## [Your task]
Could you show each line of the records that contains the word "aromas"?

## [Records to use]
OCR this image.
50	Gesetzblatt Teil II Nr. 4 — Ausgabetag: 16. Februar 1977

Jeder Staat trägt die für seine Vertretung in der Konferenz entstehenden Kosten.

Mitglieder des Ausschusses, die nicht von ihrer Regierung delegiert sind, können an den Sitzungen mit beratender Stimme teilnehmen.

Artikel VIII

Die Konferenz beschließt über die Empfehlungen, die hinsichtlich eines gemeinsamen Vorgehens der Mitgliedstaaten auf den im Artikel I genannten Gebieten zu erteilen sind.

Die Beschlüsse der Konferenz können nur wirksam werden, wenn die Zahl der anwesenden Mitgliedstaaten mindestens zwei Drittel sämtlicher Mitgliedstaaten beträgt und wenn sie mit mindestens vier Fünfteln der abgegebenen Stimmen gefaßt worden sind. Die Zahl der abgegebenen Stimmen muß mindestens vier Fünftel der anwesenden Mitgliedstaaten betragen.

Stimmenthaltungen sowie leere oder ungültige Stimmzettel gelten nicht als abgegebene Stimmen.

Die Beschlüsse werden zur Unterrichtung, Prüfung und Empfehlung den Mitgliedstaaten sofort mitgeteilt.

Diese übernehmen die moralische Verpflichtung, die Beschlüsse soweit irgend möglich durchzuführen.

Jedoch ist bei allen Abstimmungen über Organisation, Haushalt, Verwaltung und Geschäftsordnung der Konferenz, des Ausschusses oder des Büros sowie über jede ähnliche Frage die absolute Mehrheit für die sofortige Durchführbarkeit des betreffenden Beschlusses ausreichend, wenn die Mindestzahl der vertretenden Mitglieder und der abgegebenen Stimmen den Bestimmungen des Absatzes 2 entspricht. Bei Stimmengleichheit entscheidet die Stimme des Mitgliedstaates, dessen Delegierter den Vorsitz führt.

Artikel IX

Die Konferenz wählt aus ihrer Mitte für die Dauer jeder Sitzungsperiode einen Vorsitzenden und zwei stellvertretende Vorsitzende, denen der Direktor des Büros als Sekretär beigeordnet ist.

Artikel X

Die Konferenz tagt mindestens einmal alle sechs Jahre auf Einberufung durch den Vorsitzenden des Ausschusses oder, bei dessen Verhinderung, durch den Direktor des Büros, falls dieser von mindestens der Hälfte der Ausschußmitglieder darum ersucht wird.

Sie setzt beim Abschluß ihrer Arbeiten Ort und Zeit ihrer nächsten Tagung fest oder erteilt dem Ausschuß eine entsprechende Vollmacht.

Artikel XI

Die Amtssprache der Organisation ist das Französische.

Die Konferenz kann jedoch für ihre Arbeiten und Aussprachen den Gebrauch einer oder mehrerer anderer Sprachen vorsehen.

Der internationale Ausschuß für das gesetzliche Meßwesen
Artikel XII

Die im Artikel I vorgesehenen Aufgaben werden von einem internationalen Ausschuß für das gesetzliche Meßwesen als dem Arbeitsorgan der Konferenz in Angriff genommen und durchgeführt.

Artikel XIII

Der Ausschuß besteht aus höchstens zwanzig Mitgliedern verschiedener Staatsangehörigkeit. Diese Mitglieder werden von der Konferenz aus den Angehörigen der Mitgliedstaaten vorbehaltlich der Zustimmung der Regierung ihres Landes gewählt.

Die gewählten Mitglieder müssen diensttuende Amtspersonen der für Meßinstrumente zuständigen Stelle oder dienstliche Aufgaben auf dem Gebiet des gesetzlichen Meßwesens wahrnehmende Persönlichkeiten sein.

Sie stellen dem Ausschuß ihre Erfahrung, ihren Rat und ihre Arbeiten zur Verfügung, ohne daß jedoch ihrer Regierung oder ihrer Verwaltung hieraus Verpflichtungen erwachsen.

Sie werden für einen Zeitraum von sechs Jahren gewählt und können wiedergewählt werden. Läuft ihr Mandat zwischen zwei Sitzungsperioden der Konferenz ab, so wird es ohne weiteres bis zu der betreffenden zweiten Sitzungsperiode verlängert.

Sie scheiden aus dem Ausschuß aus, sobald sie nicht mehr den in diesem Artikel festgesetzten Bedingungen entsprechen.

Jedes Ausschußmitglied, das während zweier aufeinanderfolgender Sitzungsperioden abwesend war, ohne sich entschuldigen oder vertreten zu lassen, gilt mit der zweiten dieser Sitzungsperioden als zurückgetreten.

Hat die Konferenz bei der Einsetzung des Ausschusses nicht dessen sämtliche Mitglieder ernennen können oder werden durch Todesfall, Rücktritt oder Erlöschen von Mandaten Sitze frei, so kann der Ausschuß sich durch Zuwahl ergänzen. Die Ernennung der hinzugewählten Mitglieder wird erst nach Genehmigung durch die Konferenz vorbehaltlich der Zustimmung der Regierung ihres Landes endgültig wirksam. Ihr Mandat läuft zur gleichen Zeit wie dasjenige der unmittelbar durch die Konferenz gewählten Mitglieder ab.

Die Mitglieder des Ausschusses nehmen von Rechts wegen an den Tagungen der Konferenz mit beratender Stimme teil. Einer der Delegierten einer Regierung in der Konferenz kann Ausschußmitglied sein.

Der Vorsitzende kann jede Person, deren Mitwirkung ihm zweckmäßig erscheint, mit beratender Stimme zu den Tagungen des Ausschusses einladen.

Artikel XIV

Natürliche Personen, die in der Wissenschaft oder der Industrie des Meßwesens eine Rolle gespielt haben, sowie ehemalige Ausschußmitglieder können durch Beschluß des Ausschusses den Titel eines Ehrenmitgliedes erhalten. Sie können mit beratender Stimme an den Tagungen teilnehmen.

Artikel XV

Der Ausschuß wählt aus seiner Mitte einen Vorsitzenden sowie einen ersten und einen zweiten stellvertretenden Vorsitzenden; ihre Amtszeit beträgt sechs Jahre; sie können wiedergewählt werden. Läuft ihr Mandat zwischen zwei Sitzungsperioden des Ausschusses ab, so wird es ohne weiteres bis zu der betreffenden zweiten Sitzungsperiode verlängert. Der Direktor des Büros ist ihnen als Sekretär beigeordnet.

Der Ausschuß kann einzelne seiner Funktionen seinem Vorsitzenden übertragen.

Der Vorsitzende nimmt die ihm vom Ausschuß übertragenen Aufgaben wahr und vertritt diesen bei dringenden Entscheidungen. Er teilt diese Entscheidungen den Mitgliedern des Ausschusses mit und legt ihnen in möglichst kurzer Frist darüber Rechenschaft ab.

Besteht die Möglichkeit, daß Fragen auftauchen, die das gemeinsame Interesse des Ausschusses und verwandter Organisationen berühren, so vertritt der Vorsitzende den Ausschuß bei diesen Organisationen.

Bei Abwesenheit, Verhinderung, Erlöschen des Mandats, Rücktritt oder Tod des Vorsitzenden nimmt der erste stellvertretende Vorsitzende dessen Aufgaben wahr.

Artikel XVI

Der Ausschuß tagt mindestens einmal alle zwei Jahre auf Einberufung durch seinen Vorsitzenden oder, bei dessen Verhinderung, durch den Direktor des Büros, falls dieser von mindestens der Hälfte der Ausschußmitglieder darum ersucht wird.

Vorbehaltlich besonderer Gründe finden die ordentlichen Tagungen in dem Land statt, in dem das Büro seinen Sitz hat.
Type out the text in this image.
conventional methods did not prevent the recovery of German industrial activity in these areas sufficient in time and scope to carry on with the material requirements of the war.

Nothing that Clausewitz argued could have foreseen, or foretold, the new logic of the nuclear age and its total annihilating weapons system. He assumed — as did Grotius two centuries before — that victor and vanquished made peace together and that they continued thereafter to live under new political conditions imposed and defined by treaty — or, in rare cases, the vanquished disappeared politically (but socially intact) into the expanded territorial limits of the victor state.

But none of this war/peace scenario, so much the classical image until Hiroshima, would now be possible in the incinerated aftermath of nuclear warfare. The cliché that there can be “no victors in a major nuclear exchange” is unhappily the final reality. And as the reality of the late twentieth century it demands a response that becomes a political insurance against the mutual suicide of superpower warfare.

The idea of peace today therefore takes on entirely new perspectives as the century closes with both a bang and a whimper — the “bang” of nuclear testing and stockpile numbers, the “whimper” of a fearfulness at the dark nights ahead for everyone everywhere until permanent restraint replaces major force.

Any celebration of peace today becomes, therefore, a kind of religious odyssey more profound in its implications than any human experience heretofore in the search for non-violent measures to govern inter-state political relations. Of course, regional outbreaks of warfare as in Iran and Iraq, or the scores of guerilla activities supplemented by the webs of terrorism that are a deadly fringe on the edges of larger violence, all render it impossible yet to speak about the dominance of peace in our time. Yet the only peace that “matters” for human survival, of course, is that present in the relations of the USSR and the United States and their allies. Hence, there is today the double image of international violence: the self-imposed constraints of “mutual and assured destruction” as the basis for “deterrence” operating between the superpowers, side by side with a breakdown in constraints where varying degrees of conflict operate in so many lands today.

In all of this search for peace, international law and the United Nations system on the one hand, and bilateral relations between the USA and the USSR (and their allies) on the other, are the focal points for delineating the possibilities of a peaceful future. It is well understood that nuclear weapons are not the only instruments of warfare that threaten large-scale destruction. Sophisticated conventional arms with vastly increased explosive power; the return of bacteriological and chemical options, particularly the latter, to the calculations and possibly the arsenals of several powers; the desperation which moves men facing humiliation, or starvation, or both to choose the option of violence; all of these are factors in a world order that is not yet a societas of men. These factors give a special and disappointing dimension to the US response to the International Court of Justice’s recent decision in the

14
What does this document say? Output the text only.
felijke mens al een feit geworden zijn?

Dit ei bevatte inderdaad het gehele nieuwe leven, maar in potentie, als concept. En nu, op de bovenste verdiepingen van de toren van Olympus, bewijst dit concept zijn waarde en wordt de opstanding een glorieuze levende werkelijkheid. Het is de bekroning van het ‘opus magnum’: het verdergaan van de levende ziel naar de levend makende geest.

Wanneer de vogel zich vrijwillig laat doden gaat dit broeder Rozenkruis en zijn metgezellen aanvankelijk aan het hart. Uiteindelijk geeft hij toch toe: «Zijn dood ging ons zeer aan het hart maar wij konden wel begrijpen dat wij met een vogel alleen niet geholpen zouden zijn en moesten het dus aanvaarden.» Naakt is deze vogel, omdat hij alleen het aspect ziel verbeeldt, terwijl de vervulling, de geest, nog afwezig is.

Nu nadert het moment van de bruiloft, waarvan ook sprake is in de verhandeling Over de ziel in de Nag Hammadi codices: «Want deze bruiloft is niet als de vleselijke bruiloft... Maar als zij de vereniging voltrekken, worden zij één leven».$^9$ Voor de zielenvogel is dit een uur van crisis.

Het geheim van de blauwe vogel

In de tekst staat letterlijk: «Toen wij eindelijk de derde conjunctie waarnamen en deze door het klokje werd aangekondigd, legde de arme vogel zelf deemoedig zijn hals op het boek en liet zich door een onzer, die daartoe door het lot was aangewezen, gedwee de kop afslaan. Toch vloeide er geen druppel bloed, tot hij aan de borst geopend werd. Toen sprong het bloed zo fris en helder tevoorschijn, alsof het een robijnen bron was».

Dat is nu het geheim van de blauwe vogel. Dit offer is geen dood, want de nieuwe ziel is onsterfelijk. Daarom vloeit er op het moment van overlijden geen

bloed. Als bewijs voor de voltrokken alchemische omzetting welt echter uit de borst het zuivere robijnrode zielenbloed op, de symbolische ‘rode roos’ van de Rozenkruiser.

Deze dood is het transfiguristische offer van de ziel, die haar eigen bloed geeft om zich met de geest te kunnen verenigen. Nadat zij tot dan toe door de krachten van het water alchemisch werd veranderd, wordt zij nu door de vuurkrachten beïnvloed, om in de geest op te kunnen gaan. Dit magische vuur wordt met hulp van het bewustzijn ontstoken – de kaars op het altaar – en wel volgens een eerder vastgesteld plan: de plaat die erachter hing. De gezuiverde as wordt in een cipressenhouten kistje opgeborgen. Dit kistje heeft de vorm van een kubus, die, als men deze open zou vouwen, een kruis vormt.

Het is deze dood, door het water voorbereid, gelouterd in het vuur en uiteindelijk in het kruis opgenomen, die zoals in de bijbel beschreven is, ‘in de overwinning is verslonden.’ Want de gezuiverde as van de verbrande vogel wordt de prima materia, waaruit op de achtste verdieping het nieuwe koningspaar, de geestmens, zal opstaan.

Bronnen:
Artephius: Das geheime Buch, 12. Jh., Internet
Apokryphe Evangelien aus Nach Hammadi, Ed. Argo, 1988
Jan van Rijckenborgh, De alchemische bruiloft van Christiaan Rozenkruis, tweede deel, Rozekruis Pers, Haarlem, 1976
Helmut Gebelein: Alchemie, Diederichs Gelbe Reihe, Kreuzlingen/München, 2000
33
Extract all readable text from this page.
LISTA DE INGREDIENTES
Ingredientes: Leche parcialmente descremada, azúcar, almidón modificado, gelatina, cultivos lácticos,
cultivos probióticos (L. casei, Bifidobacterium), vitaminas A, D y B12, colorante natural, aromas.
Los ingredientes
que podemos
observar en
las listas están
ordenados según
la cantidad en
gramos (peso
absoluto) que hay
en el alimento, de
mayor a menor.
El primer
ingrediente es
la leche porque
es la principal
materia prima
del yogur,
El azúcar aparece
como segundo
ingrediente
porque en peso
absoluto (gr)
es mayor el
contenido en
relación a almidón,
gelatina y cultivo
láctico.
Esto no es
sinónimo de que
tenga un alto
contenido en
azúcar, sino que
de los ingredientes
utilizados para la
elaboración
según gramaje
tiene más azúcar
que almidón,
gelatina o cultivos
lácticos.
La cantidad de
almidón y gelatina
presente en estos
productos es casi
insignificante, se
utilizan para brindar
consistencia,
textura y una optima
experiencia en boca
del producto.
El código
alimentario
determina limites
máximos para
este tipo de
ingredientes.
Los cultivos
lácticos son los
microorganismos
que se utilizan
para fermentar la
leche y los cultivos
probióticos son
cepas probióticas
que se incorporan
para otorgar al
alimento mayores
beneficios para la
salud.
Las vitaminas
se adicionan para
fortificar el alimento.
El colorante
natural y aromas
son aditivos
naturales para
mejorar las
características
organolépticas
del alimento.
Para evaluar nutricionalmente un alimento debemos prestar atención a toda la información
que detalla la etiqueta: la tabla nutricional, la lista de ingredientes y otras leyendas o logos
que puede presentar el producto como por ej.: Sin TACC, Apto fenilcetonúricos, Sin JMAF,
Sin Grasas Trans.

## [Completed task]
cultivos probióticos (L. casei, Bifidobacterium), vitaminas A, D y B12, colorante natural, aromas.
natural y aromas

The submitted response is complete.